Restate the records below word for word, and omit the images they hold.

Items from a dataset
━━━━━━━━━━
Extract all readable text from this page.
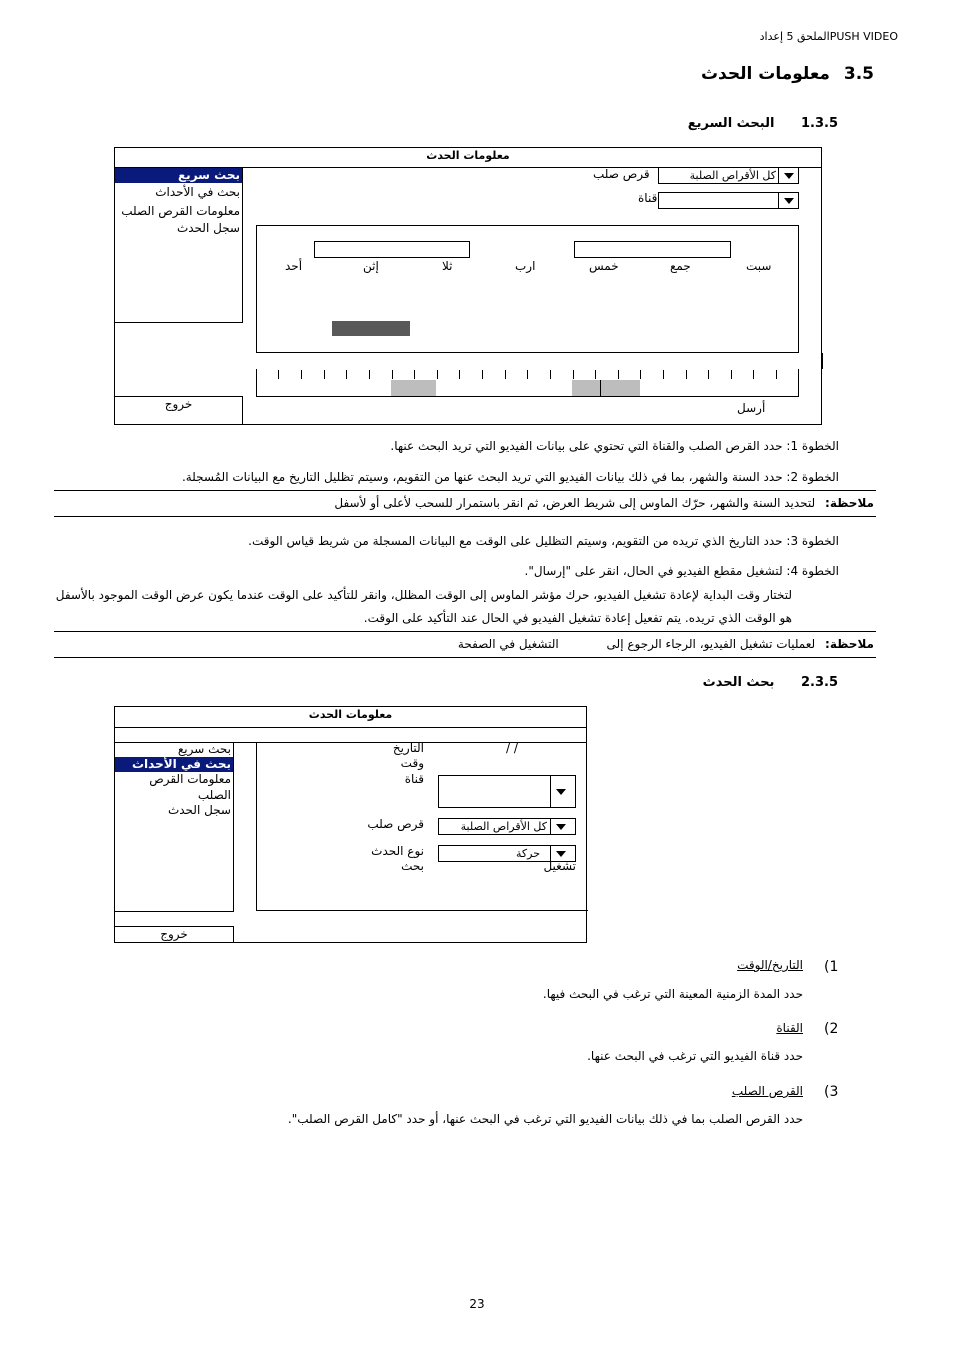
الملحق 5 إعدادPUSH VIDEO
3.5 معلومات الحدث
1.3.5 البحث السريع
معلومات الحدث
بحث سريع
بحث في الأحداث
معلومات القرص الصلب
سجل الحدث
خروج
قرص صلب	كل الأقراص الصلبة
قناة
أحد	إثن	ثلا	ارب	خمس	جمع	سبت
أرسل
الخطوة 1: حدد القرص الصلب والقناة التي تحتوي على بيانات الفيديو التي تريد البحث عنها.
الخطوة 2: حدد السنة والشهر، بما في ذلك بيانات الفيديو التي تريد البحث عنها من التقويم، وسيتم تظليل التاريخ مع البيانات المُسجلة.
ملاحظة: لتحديد السنة والشهر، حرّك الماوس إلى شريط العرض، ثم انقر باستمرار للسحب لأعلى أو لأسفل
الخطوة 3: حدد التاريخ الذي تريده من التقويم، وسيتم التظليل على الوقت مع البيانات المسجلة من شريط قياس الوقت.
الخطوة 4: لتشغيل مقطع الفيديو في الحال، انقر على "إرسال".
لتختار وقت البداية لإعادة تشغيل الفيديو، حرك مؤشر الماوس إلى الوقت المظلل، وانقر للتأكيد على الوقت عندما يكون عرض الوقت الموجود بالأسفل
هو الوقت الذي تريده. يتم تفعيل إعادة تشغيل الفيديو في الحال عند التأكيد على الوقت.
ملاحظة: لعمليات تشغيل الفيديو، الرجاء الرجوع إلى التشغيل في الصفحة
2.3.5 بحث الحدث
معلومات الحدث
بحث سريع
بحث في الأحداث
معلومات القرص
الصلب
سجل الحدث
خروج
التاريخ	/ /
وقت
قناة
قرص صلب	كل الأقراص الصلبة
نوع الحدث	حركة
بحث	تشغيل
(1
التاريخ/الوقت
حدد المدة الزمنية المعينة التي ترغب في البحث فيها.
(2
القناة
حدد قناة الفيديو التي ترغب في البحث عنها.
(3
القرص الصلب
حدد القرص الصلب بما في ذلك بيانات الفيديو التي ترغب في البحث عنها، أو حدد "كامل القرص الصلب".
23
━━━━━━━━━━
» **RESULT OF THIS TASK**
Extract all readable text from this page.
الملحق 5 إعدادPUSH VIDEO
3.5 معلومات الحدث
1.3.5 البحث السريع
معلومات الحدث
بحث سريع
بحث في الأحداث
معلومات القرص الصلب
سجل الحدث
خروج
قرص صلب	كل الأقراص الصلبة
قناة
أحد	إثن	ثلا	ارب	خمس	جمع	سبت
أرسل
الخطوة 1: حدد القرص الصلب والقناة التي تحتوي على بيانات الفيديو التي تريد البحث عنها.
الخطوة 2: حدد السنة والشهر، بما في ذلك بيانات الفيديو التي تريد البحث عنها من التقويم، وسيتم تظليل التاريخ مع البيانات المُسجلة.
ملاحظة: لتحديد السنة والشهر، حرّك الماوس إلى شريط العرض، ثم انقر باستمرار للسحب لأعلى أو لأسفل
الخطوة 3: حدد التاريخ الذي تريده من التقويم، وسيتم التظليل على الوقت مع البيانات المسجلة من شريط قياس الوقت.
الخطوة 4: لتشغيل مقطع الفيديو في الحال، انقر على "إرسال".
لتختار وقت البداية لإعادة تشغيل الفيديو، حرك مؤشر الماوس إلى الوقت المظلل، وانقر للتأكيد على الوقت عندما يكون عرض الوقت الموجود بالأسفل
هو الوقت الذي تريده. يتم تفعيل إعادة تشغيل الفيديو في الحال عند التأكيد على الوقت.
ملاحظة: لعمليات تشغيل الفيديو، الرجاء الرجوع إلى التشغيل في الصفحة
2.3.5 بحث الحدث
معلومات الحدث
بحث سريع
بحث في الأحداث
معلومات القرص
الصلب
سجل الحدث
خروج
التاريخ	/ /
وقت
قناة
قرص صلب	كل الأقراص الصلبة
نوع الحدث	حركة
بحث	تشغيل
(1
التاريخ/الوقت
حدد المدة الزمنية المعينة التي ترغب في البحث فيها.
(2
القناة
حدد قناة الفيديو التي ترغب في البحث عنها.
(3
القرص الصلب
حدد القرص الصلب بما في ذلك بيانات الفيديو التي ترغب في البحث عنها، أو حدد "كامل القرص الصلب".
23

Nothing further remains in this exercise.